Data shown

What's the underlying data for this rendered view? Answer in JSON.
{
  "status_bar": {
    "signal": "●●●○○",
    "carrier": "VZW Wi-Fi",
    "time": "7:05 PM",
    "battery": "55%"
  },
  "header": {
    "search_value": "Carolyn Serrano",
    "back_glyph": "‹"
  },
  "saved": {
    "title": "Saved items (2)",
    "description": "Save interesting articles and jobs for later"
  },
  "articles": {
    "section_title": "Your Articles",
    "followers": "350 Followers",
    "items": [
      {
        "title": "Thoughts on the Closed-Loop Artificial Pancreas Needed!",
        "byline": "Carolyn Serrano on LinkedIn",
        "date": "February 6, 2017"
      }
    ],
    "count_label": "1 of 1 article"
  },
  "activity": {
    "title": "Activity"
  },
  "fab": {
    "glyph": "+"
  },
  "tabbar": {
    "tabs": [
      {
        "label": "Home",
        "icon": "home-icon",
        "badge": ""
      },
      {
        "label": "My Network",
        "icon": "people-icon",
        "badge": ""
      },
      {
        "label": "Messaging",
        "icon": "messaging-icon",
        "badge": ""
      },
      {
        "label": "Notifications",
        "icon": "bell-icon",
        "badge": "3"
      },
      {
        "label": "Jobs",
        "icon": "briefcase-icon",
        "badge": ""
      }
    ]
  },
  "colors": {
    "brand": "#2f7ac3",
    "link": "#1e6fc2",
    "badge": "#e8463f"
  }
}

==

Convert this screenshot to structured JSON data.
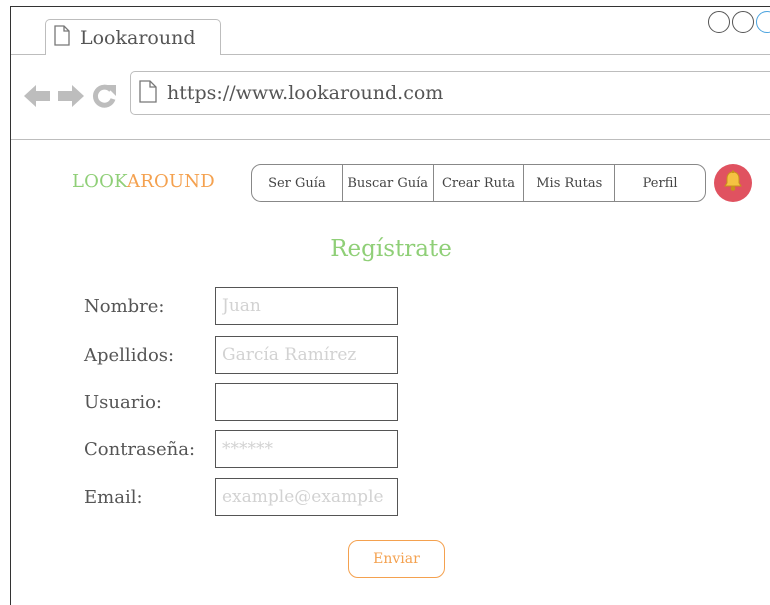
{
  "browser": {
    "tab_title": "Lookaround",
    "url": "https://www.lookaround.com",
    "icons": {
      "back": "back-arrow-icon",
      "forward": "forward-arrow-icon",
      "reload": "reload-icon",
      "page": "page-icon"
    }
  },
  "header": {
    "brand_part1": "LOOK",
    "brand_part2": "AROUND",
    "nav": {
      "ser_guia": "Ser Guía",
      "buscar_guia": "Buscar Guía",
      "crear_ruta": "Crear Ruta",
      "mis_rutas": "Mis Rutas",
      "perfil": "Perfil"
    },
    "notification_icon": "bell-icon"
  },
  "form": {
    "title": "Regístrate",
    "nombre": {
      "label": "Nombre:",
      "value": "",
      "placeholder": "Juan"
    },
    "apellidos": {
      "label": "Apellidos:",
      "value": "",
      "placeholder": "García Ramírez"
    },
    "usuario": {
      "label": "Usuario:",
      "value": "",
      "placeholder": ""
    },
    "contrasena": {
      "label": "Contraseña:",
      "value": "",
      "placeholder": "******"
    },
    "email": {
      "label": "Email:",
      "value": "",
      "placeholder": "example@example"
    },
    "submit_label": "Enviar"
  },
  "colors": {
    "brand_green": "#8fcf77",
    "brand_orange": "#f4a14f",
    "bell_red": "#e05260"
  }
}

Required task
Of all the lines above, how many contain "JSON"? Give the number and nothing more.

Answer for this exercise
2